**EXERCISE DETAILS:**
Find each line with the string "arcmin" and copy it.
====
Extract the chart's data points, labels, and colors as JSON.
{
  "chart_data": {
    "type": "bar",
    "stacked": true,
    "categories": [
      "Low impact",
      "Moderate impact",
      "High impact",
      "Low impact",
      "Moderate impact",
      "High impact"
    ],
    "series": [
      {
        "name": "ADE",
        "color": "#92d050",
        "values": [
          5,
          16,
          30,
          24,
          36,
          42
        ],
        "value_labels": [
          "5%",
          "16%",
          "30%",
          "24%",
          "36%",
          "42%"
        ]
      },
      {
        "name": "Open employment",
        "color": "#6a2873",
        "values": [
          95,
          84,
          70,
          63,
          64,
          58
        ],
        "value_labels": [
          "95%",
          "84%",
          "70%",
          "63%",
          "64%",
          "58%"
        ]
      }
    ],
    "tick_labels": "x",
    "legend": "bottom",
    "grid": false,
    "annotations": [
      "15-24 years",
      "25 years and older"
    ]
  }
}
====
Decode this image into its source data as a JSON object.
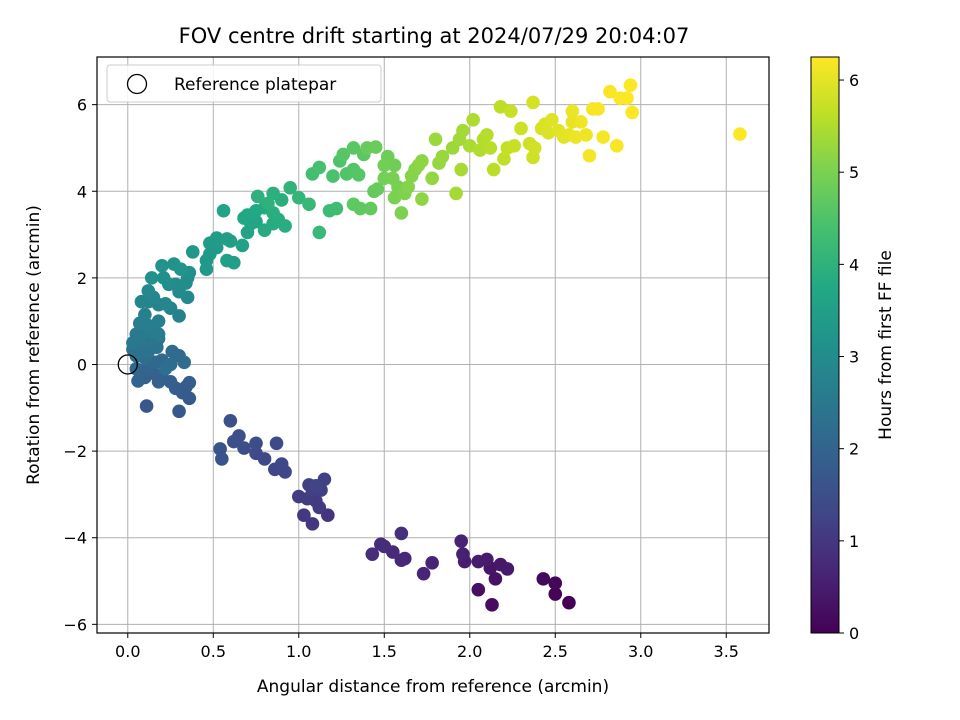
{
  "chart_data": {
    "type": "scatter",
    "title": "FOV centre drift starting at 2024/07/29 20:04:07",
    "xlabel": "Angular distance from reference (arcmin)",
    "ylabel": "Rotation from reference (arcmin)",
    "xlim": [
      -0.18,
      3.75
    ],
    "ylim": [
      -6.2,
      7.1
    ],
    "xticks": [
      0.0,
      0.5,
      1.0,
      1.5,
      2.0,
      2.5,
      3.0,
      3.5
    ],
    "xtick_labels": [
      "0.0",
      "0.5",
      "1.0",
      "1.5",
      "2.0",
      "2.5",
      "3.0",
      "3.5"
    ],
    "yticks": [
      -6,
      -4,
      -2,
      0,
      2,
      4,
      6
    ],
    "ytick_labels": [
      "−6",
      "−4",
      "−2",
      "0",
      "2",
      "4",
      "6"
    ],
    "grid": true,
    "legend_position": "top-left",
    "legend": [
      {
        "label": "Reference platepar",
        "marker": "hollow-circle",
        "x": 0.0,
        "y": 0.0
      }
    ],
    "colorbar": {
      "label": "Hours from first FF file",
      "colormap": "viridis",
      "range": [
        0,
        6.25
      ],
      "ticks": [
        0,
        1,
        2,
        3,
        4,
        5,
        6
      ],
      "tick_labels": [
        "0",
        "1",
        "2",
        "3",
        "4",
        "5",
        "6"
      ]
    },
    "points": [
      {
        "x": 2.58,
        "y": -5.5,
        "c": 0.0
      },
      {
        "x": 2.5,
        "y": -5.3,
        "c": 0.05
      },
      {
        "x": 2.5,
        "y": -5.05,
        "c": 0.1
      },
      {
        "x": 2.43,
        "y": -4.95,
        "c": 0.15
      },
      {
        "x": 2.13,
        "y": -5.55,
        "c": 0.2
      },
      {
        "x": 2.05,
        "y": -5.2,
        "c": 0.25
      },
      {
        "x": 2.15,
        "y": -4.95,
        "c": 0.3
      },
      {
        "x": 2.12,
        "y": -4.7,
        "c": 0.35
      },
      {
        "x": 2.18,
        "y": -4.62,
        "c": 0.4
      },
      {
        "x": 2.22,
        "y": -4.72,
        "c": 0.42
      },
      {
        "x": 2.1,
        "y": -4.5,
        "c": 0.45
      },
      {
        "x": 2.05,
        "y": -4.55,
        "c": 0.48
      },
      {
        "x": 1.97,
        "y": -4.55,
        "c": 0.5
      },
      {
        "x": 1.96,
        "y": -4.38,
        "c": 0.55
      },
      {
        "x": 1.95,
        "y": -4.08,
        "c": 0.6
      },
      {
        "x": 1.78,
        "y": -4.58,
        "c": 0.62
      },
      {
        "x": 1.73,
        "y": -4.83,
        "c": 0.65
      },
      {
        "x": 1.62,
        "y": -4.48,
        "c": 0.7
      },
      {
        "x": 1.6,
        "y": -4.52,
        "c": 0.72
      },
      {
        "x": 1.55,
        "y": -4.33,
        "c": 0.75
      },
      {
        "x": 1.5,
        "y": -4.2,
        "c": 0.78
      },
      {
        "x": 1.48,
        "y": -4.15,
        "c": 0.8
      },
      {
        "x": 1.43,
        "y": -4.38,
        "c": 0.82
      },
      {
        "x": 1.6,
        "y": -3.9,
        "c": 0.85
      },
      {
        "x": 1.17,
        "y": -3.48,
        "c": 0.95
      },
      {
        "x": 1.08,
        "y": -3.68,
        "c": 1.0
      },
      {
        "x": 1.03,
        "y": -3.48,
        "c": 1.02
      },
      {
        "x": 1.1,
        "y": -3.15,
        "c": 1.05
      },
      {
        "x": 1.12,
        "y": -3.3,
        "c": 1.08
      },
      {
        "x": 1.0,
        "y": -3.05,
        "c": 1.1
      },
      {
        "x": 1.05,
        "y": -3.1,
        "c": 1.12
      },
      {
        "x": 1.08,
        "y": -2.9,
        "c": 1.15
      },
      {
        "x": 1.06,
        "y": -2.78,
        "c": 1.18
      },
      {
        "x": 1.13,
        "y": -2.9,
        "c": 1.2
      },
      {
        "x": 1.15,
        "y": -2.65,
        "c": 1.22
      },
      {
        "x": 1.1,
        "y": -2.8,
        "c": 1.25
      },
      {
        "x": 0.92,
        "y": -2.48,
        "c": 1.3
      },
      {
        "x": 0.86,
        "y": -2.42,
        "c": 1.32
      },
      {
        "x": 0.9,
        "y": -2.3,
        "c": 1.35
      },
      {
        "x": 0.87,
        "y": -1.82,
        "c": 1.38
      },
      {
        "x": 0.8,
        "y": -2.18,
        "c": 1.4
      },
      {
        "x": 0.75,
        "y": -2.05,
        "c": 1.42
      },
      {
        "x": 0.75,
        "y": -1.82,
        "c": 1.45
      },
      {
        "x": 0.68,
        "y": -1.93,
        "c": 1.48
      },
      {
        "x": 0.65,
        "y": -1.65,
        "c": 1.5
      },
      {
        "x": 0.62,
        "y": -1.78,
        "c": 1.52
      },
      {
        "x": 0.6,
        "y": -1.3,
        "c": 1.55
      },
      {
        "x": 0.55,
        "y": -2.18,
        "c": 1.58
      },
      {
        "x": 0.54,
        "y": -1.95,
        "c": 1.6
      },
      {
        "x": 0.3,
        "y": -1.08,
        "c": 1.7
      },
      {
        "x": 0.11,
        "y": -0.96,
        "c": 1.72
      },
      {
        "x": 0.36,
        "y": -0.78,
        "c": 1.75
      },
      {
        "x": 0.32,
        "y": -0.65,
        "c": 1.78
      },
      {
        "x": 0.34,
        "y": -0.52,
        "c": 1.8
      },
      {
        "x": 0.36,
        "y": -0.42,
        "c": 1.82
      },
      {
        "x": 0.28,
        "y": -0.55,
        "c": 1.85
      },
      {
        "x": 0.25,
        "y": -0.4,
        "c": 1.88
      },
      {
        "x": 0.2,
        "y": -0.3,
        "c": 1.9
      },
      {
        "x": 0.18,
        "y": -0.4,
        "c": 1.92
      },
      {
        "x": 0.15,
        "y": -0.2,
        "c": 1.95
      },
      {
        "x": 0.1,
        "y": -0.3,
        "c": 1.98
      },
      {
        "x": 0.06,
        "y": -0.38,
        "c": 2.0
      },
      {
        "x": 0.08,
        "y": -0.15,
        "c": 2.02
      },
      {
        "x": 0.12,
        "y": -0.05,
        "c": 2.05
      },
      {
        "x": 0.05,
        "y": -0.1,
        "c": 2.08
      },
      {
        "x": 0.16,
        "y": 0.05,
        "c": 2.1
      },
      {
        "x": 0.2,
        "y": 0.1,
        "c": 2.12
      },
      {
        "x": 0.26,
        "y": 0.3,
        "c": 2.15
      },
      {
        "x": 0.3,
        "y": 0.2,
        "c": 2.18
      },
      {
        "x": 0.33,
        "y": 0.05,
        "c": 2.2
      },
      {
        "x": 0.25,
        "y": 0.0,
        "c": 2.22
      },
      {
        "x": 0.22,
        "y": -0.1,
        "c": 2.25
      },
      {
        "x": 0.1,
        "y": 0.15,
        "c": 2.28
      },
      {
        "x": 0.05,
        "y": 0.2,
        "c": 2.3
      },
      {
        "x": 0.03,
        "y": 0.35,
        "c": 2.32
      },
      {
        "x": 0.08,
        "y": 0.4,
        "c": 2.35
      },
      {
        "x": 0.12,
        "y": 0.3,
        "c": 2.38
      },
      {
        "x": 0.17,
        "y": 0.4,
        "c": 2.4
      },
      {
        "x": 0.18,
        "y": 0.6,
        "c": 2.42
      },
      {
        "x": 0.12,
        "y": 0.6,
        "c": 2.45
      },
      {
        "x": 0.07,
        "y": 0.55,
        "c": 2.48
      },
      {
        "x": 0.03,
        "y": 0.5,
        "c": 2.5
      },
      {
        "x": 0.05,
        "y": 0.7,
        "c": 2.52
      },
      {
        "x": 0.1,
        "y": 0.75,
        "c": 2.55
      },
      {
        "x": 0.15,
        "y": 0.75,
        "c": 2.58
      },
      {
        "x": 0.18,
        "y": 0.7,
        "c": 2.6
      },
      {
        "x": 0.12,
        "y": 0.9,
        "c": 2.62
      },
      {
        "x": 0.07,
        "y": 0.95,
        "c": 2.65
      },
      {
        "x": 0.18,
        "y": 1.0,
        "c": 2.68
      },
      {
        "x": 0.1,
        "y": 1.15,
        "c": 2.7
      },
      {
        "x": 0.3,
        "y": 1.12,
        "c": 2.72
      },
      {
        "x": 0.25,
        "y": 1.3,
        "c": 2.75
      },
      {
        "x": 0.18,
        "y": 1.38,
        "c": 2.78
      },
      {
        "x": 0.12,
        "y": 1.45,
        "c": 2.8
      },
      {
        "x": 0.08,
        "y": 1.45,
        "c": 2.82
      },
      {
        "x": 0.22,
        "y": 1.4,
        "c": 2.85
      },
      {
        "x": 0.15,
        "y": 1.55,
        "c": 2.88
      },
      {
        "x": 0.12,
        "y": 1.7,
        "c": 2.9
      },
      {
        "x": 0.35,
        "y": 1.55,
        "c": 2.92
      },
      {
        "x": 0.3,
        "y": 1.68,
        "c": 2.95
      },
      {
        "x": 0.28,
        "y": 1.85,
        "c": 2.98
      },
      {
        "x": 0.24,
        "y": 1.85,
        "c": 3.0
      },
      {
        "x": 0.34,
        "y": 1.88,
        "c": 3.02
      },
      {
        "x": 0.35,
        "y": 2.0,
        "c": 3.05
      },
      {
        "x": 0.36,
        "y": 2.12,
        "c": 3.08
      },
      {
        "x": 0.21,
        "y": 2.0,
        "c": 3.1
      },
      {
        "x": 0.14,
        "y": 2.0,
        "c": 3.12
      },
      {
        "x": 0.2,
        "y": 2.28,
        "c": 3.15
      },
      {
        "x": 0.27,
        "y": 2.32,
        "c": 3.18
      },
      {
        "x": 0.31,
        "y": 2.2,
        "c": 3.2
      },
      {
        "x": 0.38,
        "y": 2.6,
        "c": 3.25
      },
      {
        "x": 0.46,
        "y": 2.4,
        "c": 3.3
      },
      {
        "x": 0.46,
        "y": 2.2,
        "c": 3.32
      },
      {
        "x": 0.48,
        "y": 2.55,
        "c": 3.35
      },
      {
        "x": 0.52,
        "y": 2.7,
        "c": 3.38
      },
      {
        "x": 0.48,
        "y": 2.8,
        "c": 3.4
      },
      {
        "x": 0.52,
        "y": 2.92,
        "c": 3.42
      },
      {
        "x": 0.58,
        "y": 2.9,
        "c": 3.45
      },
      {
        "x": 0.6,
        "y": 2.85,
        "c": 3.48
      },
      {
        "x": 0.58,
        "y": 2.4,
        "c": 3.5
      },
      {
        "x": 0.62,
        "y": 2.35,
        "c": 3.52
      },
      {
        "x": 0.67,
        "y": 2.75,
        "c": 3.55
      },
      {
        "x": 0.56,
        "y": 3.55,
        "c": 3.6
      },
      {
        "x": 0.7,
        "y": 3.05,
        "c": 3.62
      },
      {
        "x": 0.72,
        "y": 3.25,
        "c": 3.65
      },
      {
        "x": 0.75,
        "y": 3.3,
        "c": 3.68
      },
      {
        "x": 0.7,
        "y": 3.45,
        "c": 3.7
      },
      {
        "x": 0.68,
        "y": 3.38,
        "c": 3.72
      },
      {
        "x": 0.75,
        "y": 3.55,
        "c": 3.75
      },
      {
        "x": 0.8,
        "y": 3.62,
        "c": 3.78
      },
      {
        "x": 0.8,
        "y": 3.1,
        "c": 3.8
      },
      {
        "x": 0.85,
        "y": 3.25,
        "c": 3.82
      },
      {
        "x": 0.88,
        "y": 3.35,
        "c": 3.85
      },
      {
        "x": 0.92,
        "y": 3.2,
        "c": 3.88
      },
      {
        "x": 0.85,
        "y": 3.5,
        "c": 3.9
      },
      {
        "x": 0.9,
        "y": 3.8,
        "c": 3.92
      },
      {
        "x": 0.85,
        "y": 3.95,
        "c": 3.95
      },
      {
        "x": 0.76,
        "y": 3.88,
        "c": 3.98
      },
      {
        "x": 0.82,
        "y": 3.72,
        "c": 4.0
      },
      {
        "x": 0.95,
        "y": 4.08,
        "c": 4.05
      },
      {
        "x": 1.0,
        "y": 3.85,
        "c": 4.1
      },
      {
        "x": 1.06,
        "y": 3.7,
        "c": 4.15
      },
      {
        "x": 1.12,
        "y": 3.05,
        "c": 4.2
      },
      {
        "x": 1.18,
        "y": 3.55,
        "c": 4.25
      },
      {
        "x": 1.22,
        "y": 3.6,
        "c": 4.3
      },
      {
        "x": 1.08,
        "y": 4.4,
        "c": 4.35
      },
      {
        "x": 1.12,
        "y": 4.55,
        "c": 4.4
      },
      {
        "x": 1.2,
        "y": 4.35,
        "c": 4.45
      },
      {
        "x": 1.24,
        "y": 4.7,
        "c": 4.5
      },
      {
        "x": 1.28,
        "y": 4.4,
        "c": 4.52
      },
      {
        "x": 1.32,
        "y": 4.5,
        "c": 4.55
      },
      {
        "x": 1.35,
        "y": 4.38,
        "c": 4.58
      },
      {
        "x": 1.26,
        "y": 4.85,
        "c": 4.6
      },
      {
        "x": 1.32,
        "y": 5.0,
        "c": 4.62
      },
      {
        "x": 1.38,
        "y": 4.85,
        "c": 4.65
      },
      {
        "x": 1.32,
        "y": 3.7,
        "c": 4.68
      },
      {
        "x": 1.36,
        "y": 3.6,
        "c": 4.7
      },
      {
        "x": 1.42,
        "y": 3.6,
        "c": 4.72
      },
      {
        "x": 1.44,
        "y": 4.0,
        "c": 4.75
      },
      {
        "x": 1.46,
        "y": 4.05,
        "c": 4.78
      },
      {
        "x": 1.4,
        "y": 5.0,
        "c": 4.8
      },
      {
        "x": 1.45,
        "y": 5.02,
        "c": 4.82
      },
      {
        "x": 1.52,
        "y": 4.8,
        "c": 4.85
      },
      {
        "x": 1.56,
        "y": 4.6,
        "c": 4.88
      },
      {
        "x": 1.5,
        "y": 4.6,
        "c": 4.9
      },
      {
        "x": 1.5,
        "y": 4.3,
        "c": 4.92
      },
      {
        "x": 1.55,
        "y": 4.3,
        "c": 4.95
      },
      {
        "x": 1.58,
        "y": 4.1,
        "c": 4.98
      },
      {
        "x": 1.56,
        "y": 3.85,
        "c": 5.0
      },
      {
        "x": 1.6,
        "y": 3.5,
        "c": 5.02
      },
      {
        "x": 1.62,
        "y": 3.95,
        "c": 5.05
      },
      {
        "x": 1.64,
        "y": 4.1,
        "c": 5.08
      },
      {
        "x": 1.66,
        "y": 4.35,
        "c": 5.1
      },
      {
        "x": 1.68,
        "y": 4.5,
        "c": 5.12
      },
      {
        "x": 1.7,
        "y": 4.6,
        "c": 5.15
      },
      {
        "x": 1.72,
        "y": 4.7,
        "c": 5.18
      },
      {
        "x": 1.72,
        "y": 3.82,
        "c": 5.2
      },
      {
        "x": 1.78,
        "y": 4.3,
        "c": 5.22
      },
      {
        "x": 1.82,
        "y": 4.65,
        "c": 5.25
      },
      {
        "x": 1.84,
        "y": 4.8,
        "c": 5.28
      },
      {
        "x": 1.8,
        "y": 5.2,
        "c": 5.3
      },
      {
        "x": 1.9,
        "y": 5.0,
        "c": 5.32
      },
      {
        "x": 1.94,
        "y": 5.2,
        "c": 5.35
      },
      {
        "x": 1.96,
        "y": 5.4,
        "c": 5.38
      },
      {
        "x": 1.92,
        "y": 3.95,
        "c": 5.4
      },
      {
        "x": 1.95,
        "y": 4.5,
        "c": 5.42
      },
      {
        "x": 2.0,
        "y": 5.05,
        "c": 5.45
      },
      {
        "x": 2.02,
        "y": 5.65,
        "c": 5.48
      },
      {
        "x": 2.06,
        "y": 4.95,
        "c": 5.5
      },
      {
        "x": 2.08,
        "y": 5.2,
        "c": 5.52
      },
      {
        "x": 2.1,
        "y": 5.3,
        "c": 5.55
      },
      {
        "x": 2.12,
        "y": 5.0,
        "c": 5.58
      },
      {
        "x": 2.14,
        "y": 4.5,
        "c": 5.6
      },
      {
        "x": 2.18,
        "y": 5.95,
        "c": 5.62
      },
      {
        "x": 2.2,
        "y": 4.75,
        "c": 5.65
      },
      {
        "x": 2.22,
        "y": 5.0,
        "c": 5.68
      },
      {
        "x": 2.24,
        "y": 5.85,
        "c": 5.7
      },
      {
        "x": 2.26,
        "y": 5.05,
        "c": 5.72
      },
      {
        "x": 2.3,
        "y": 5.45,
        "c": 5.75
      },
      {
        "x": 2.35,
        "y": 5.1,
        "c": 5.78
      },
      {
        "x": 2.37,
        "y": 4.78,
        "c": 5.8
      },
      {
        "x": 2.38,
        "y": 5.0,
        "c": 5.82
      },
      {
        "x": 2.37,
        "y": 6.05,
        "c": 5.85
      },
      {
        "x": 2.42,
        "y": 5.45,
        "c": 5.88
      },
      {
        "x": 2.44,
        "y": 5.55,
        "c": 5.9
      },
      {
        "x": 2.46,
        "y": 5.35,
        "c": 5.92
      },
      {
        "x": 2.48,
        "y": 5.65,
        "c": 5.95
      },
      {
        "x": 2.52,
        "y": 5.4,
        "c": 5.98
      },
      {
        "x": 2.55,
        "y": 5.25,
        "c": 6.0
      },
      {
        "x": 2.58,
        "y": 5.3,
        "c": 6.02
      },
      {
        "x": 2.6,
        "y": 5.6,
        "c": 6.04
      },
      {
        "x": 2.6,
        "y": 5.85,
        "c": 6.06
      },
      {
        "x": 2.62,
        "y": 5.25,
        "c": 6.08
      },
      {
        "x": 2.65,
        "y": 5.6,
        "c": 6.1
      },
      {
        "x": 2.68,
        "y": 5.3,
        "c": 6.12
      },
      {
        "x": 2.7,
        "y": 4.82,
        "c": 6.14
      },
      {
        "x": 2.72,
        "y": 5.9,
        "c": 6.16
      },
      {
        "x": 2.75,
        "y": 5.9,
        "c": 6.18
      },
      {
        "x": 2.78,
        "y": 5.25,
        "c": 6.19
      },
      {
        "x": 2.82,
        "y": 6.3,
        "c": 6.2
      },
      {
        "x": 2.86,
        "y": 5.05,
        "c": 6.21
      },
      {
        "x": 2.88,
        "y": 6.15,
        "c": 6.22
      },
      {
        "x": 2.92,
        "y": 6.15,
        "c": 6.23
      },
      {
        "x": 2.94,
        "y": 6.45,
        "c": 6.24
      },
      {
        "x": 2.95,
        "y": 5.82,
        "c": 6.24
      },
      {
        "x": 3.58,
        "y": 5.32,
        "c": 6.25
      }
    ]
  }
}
====
**ANSWER TO THIS PROBLEM:**
    "xlabel": "Angular distance from reference (arcmin)",
    "ylabel": "Rotation from reference (arcmin)",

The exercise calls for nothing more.